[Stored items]
——
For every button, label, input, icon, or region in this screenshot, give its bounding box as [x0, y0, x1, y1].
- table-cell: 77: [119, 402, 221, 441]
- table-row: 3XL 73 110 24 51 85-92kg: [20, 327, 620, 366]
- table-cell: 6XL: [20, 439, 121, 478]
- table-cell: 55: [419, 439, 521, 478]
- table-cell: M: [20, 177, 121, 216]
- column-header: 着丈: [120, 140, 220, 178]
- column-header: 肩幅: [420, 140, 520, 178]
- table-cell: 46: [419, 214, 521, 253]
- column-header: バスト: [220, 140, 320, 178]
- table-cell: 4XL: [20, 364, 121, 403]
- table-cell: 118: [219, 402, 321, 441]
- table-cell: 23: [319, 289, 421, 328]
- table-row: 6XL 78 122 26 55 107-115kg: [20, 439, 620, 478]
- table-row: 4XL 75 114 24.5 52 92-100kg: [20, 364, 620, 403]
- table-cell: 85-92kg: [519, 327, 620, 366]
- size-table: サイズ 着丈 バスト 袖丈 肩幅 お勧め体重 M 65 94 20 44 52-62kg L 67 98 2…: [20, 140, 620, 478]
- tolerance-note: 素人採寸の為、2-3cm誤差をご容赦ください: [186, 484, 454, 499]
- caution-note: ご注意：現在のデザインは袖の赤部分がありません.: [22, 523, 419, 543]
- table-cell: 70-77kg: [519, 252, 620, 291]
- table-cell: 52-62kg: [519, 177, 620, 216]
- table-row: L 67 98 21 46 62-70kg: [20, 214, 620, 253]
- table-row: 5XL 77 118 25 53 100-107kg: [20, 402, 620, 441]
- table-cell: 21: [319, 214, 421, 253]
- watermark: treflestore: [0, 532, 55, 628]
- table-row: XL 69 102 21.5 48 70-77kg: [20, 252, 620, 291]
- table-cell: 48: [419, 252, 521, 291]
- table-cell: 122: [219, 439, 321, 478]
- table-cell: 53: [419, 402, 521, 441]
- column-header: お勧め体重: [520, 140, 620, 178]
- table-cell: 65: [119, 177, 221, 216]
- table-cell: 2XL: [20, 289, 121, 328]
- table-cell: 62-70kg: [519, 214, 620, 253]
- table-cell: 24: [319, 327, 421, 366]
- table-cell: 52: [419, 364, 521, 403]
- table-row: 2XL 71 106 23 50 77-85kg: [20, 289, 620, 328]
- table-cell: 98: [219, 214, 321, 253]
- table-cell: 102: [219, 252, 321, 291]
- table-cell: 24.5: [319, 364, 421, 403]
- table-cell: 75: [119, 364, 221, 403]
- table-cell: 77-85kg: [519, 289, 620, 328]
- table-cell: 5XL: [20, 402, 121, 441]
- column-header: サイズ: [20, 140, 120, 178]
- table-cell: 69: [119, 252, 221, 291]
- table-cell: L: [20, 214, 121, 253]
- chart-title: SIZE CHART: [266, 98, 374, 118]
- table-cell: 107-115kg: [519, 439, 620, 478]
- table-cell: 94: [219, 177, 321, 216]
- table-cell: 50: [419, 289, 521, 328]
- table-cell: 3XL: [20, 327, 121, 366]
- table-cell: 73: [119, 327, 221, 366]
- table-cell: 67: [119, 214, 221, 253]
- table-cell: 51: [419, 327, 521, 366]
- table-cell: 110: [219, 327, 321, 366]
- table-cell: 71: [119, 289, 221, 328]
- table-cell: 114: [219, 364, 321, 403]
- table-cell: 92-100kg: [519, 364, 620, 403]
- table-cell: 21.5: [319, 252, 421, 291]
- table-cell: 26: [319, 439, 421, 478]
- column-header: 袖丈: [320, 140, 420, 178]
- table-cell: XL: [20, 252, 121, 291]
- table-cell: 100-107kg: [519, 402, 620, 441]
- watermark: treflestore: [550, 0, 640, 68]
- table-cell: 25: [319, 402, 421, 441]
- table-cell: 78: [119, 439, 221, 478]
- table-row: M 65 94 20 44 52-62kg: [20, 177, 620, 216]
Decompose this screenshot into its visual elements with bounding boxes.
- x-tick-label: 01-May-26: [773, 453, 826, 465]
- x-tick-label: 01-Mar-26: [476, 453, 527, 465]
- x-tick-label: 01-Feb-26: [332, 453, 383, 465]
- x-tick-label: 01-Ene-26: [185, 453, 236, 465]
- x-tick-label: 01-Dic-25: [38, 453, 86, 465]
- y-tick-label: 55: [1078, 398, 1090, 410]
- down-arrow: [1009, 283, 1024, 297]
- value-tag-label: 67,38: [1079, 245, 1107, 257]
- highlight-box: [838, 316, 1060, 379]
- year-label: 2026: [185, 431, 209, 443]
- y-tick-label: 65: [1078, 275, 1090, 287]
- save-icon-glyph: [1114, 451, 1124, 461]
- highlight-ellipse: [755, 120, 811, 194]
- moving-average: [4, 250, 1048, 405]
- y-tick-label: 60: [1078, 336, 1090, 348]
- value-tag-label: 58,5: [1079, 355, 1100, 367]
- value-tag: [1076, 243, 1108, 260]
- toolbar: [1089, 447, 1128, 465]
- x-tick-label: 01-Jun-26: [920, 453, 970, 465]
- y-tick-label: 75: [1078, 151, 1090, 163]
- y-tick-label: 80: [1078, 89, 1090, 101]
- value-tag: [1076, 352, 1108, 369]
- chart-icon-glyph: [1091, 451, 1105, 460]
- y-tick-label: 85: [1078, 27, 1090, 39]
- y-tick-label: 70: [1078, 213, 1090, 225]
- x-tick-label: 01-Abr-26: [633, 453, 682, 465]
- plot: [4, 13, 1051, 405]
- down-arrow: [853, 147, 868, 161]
——
## Required task:
Update the stored items above by replacing "y-tick-label" with "y-axis-label" everywhere it occurs, keeping everything else the same.

## Expected answer:
For every button, label, input, icon, or region in this screenshot, give its bounding box as [x0, y0, x1, y1].
- table-cell: 77: [119, 402, 221, 441]
- table-row: 3XL 73 110 24 51 85-92kg: [20, 327, 620, 366]
- table-cell: 6XL: [20, 439, 121, 478]
- table-cell: 55: [419, 439, 521, 478]
- table-cell: M: [20, 177, 121, 216]
- column-header: 着丈: [120, 140, 220, 178]
- column-header: 肩幅: [420, 140, 520, 178]
- table-cell: 46: [419, 214, 521, 253]
- column-header: バスト: [220, 140, 320, 178]
- table-cell: 4XL: [20, 364, 121, 403]
- table-cell: 118: [219, 402, 321, 441]
- table-cell: 23: [319, 289, 421, 328]
- table-row: 6XL 78 122 26 55 107-115kg: [20, 439, 620, 478]
- table-row: 4XL 75 114 24.5 52 92-100kg: [20, 364, 620, 403]
- table-cell: 85-92kg: [519, 327, 620, 366]
- size-table: サイズ 着丈 バスト 袖丈 肩幅 お勧め体重 M 65 94 20 44 52-62kg L 67 98 2…: [20, 140, 620, 478]
- tolerance-note: 素人採寸の為、2-3cm誤差をご容赦ください: [186, 484, 454, 499]
- caution-note: ご注意：現在のデザインは袖の赤部分がありません.: [22, 523, 419, 543]
- table-cell: 70-77kg: [519, 252, 620, 291]
- table-cell: 52-62kg: [519, 177, 620, 216]
- table-row: L 67 98 21 46 62-70kg: [20, 214, 620, 253]
- table-row: 5XL 77 118 25 53 100-107kg: [20, 402, 620, 441]
- table-cell: 21: [319, 214, 421, 253]
- watermark: treflestore: [0, 532, 55, 628]
- table-row: XL 69 102 21.5 48 70-77kg: [20, 252, 620, 291]
- table-cell: 48: [419, 252, 521, 291]
- table-cell: 122: [219, 439, 321, 478]
- table-cell: 53: [419, 402, 521, 441]
- column-header: お勧め体重: [520, 140, 620, 178]
- table-cell: 65: [119, 177, 221, 216]
- table-cell: 2XL: [20, 289, 121, 328]
- table-cell: 62-70kg: [519, 214, 620, 253]
- table-cell: 24: [319, 327, 421, 366]
- table-cell: 52: [419, 364, 521, 403]
- table-row: 2XL 71 106 23 50 77-85kg: [20, 289, 620, 328]
- table-cell: 98: [219, 214, 321, 253]
- table-cell: 102: [219, 252, 321, 291]
- table-cell: 24.5: [319, 364, 421, 403]
- table-cell: 75: [119, 364, 221, 403]
- table-cell: 77-85kg: [519, 289, 620, 328]
- table-cell: 5XL: [20, 402, 121, 441]
- column-header: サイズ: [20, 140, 120, 178]
- table-cell: 69: [119, 252, 221, 291]
- table-cell: L: [20, 214, 121, 253]
- chart-title: SIZE CHART: [266, 98, 374, 118]
- table-cell: 107-115kg: [519, 439, 620, 478]
- table-cell: 94: [219, 177, 321, 216]
- table-cell: 50: [419, 289, 521, 328]
- table-cell: 3XL: [20, 327, 121, 366]
- table-cell: 73: [119, 327, 221, 366]
- table-cell: 67: [119, 214, 221, 253]
- table-cell: 51: [419, 327, 521, 366]
- table-cell: 110: [219, 327, 321, 366]
- table-cell: 71: [119, 289, 221, 328]
- table-cell: 114: [219, 364, 321, 403]
- table-cell: 92-100kg: [519, 364, 620, 403]
- table-cell: 21.5: [319, 252, 421, 291]
- table-cell: 26: [319, 439, 421, 478]
- column-header: 袖丈: [320, 140, 420, 178]
- table-cell: XL: [20, 252, 121, 291]
- table-cell: 100-107kg: [519, 402, 620, 441]
- watermark: treflestore: [550, 0, 640, 68]
- table-cell: 25: [319, 402, 421, 441]
- table-cell: 78: [119, 439, 221, 478]
- table-row: M 65 94 20 44 52-62kg: [20, 177, 620, 216]
Decompose this screenshot into its visual elements with bounding boxes.
- x-tick-label: 01-May-26: [773, 453, 826, 465]
- x-tick-label: 01-Mar-26: [476, 453, 527, 465]
- x-tick-label: 01-Feb-26: [332, 453, 383, 465]
- x-tick-label: 01-Ene-26: [185, 453, 236, 465]
- x-tick-label: 01-Dic-25: [38, 453, 86, 465]
- y-axis-label: 55: [1078, 398, 1090, 410]
- down-arrow: [1009, 283, 1024, 297]
- value-tag-label: 67,38: [1079, 245, 1107, 257]
- highlight-box: [838, 316, 1060, 379]
- year-label: 2026: [185, 431, 209, 443]
- y-axis-label: 65: [1078, 275, 1090, 287]
- save-icon-glyph: [1114, 451, 1124, 461]
- highlight-ellipse: [755, 120, 811, 194]
- moving-average: [4, 250, 1048, 405]
- y-axis-label: 60: [1078, 336, 1090, 348]
- value-tag-label: 58,5: [1079, 355, 1100, 367]
- value-tag: [1076, 243, 1108, 260]
- toolbar: [1089, 447, 1128, 465]
- x-tick-label: 01-Jun-26: [920, 453, 970, 465]
- y-axis-label: 75: [1078, 151, 1090, 163]
- y-axis-label: 80: [1078, 89, 1090, 101]
- value-tag: [1076, 352, 1108, 369]
- chart-icon-glyph: [1091, 451, 1105, 460]
- y-axis-label: 85: [1078, 27, 1090, 39]
- y-axis-label: 70: [1078, 213, 1090, 225]
- x-tick-label: 01-Abr-26: [633, 453, 682, 465]
- plot: [4, 13, 1051, 405]
- down-arrow: [853, 147, 868, 161]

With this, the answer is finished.